> **Supplied records**
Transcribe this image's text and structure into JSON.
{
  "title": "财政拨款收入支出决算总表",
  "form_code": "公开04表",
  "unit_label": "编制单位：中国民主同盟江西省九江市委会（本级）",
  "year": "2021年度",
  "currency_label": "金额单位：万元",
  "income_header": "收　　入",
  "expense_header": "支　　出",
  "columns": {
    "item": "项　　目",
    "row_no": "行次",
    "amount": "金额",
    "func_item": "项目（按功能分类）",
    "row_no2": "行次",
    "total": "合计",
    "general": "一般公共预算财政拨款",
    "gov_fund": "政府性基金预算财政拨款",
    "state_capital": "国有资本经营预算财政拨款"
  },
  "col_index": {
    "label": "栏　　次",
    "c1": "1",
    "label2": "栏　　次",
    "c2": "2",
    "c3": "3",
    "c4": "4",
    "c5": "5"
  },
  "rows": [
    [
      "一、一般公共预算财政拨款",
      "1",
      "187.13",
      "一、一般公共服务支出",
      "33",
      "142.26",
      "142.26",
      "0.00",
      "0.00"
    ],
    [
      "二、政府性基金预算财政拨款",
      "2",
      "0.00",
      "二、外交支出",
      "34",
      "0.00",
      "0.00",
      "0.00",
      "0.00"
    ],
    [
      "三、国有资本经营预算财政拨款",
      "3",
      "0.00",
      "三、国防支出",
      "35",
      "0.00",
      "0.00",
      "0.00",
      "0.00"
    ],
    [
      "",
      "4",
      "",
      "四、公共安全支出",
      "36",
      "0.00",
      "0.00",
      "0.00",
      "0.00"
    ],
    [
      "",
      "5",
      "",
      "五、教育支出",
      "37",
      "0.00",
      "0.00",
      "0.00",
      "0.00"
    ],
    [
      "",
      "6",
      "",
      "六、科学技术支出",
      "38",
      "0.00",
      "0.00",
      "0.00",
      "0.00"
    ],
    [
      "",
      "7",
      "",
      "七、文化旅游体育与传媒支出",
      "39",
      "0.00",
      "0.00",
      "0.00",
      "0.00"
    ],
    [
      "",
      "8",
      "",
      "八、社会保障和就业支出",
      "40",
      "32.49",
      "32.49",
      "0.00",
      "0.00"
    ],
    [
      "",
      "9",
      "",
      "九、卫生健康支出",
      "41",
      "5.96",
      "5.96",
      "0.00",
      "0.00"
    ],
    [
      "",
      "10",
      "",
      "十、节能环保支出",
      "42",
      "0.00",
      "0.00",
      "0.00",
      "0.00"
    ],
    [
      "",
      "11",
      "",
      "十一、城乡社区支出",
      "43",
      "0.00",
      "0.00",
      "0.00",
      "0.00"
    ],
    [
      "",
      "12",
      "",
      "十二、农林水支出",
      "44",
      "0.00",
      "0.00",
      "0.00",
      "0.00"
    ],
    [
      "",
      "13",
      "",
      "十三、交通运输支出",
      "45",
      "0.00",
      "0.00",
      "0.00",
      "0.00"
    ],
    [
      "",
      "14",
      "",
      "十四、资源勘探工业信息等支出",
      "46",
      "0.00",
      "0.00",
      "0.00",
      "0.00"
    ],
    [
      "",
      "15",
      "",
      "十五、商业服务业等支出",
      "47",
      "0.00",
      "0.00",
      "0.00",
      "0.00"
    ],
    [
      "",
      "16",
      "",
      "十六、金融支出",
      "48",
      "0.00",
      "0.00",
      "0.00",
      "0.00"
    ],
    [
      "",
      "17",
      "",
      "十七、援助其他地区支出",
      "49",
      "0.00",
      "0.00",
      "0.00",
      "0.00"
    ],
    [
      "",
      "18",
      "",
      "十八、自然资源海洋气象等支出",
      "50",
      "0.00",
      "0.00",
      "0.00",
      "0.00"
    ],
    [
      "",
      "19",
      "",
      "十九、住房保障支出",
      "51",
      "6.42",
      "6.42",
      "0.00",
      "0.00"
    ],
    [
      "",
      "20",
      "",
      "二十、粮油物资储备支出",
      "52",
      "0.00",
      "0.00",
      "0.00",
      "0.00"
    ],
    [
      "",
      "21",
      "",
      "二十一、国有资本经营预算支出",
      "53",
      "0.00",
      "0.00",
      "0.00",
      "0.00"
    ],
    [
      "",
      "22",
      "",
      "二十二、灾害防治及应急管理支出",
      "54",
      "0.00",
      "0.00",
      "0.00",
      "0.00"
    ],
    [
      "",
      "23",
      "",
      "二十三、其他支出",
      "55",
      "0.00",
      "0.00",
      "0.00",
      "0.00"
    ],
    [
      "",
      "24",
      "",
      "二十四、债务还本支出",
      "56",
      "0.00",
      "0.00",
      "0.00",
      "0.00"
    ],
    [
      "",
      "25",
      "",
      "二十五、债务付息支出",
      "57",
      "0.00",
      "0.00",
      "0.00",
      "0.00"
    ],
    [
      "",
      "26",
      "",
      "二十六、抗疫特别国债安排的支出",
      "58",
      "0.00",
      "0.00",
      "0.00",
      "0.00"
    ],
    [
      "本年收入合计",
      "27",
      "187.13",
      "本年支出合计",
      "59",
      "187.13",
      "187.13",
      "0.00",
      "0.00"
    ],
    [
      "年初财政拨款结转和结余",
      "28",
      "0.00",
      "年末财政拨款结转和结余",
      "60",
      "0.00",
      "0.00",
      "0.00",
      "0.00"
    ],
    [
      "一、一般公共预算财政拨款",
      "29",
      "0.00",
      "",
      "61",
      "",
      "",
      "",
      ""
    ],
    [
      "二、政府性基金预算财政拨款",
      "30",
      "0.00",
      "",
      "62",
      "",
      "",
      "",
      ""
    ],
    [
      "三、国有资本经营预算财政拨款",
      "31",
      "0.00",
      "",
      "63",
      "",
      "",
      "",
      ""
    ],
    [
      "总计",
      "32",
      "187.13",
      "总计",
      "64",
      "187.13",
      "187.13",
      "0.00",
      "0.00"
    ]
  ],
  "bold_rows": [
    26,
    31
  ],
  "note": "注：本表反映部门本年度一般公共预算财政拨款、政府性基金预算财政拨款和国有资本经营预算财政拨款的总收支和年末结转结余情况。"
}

> **Set exercise**
All the entries above need to be reproduced exactly.

> **Reply to the task**
Transcribe this image's text and structure into JSON.
{
  "title": "财政拨款收入支出决算总表",
  "form_code": "公开04表",
  "unit_label": "编制单位：中国民主同盟江西省九江市委会（本级）",
  "year": "2021年度",
  "currency_label": "金额单位：万元",
  "income_header": "收　　入",
  "expense_header": "支　　出",
  "columns": {
    "item": "项　　目",
    "row_no": "行次",
    "amount": "金额",
    "func_item": "项目（按功能分类）",
    "row_no2": "行次",
    "total": "合计",
    "general": "一般公共预算财政拨款",
    "gov_fund": "政府性基金预算财政拨款",
    "state_capital": "国有资本经营预算财政拨款"
  },
  "col_index": {
    "label": "栏　　次",
    "c1": "1",
    "label2": "栏　　次",
    "c2": "2",
    "c3": "3",
    "c4": "4",
    "c5": "5"
  },
  "rows": [
    [
      "一、一般公共预算财政拨款",
      "1",
      "187.13",
      "一、一般公共服务支出",
      "33",
      "142.26",
      "142.26",
      "0.00",
      "0.00"
    ],
    [
      "二、政府性基金预算财政拨款",
      "2",
      "0.00",
      "二、外交支出",
      "34",
      "0.00",
      "0.00",
      "0.00",
      "0.00"
    ],
    [
      "三、国有资本经营预算财政拨款",
      "3",
      "0.00",
      "三、国防支出",
      "35",
      "0.00",
      "0.00",
      "0.00",
      "0.00"
    ],
    [
      "",
      "4",
      "",
      "四、公共安全支出",
      "36",
      "0.00",
      "0.00",
      "0.00",
      "0.00"
    ],
    [
      "",
      "5",
      "",
      "五、教育支出",
      "37",
      "0.00",
      "0.00",
      "0.00",
      "0.00"
    ],
    [
      "",
      "6",
      "",
      "六、科学技术支出",
      "38",
      "0.00",
      "0.00",
      "0.00",
      "0.00"
    ],
    [
      "",
      "7",
      "",
      "七、文化旅游体育与传媒支出",
      "39",
      "0.00",
      "0.00",
      "0.00",
      "0.00"
    ],
    [
      "",
      "8",
      "",
      "八、社会保障和就业支出",
      "40",
      "32.49",
      "32.49",
      "0.00",
      "0.00"
    ],
    [
      "",
      "9",
      "",
      "九、卫生健康支出",
      "41",
      "5.96",
      "5.96",
      "0.00",
      "0.00"
    ],
    [
      "",
      "10",
      "",
      "十、节能环保支出",
      "42",
      "0.00",
      "0.00",
      "0.00",
      "0.00"
    ],
    [
      "",
      "11",
      "",
      "十一、城乡社区支出",
      "43",
      "0.00",
      "0.00",
      "0.00",
      "0.00"
    ],
    [
      "",
      "12",
      "",
      "十二、农林水支出",
      "44",
      "0.00",
      "0.00",
      "0.00",
      "0.00"
    ],
    [
      "",
      "13",
      "",
      "十三、交通运输支出",
      "45",
      "0.00",
      "0.00",
      "0.00",
      "0.00"
    ],
    [
      "",
      "14",
      "",
      "十四、资源勘探工业信息等支出",
      "46",
      "0.00",
      "0.00",
      "0.00",
      "0.00"
    ],
    [
      "",
      "15",
      "",
      "十五、商业服务业等支出",
      "47",
      "0.00",
      "0.00",
      "0.00",
      "0.00"
    ],
    [
      "",
      "16",
      "",
      "十六、金融支出",
      "48",
      "0.00",
      "0.00",
      "0.00",
      "0.00"
    ],
    [
      "",
      "17",
      "",
      "十七、援助其他地区支出",
      "49",
      "0.00",
      "0.00",
      "0.00",
      "0.00"
    ],
    [
      "",
      "18",
      "",
      "十八、自然资源海洋气象等支出",
      "50",
      "0.00",
      "0.00",
      "0.00",
      "0.00"
    ],
    [
      "",
      "19",
      "",
      "十九、住房保障支出",
      "51",
      "6.42",
      "6.42",
      "0.00",
      "0.00"
    ],
    [
      "",
      "20",
      "",
      "二十、粮油物资储备支出",
      "52",
      "0.00",
      "0.00",
      "0.00",
      "0.00"
    ],
    [
      "",
      "21",
      "",
      "二十一、国有资本经营预算支出",
      "53",
      "0.00",
      "0.00",
      "0.00",
      "0.00"
    ],
    [
      "",
      "22",
      "",
      "二十二、灾害防治及应急管理支出",
      "54",
      "0.00",
      "0.00",
      "0.00",
      "0.00"
    ],
    [
      "",
      "23",
      "",
      "二十三、其他支出",
      "55",
      "0.00",
      "0.00",
      "0.00",
      "0.00"
    ],
    [
      "",
      "24",
      "",
      "二十四、债务还本支出",
      "56",
      "0.00",
      "0.00",
      "0.00",
      "0.00"
    ],
    [
      "",
      "25",
      "",
      "二十五、债务付息支出",
      "57",
      "0.00",
      "0.00",
      "0.00",
      "0.00"
    ],
    [
      "",
      "26",
      "",
      "二十六、抗疫特别国债安排的支出",
      "58",
      "0.00",
      "0.00",
      "0.00",
      "0.00"
    ],
    [
      "本年收入合计",
      "27",
      "187.13",
      "本年支出合计",
      "59",
      "187.13",
      "187.13",
      "0.00",
      "0.00"
    ],
    [
      "年初财政拨款结转和结余",
      "28",
      "0.00",
      "年末财政拨款结转和结余",
      "60",
      "0.00",
      "0.00",
      "0.00",
      "0.00"
    ],
    [
      "一、一般公共预算财政拨款",
      "29",
      "0.00",
      "",
      "61",
      "",
      "",
      "",
      ""
    ],
    [
      "二、政府性基金预算财政拨款",
      "30",
      "0.00",
      "",
      "62",
      "",
      "",
      "",
      ""
    ],
    [
      "三、国有资本经营预算财政拨款",
      "31",
      "0.00",
      "",
      "63",
      "",
      "",
      "",
      ""
    ],
    [
      "总计",
      "32",
      "187.13",
      "总计",
      "64",
      "187.13",
      "187.13",
      "0.00",
      "0.00"
    ]
  ],
  "bold_rows": [
    26,
    31
  ],
  "note": "注：本表反映部门本年度一般公共预算财政拨款、政府性基金预算财政拨款和国有资本经营预算财政拨款的总收支和年末结转结余情况。"
}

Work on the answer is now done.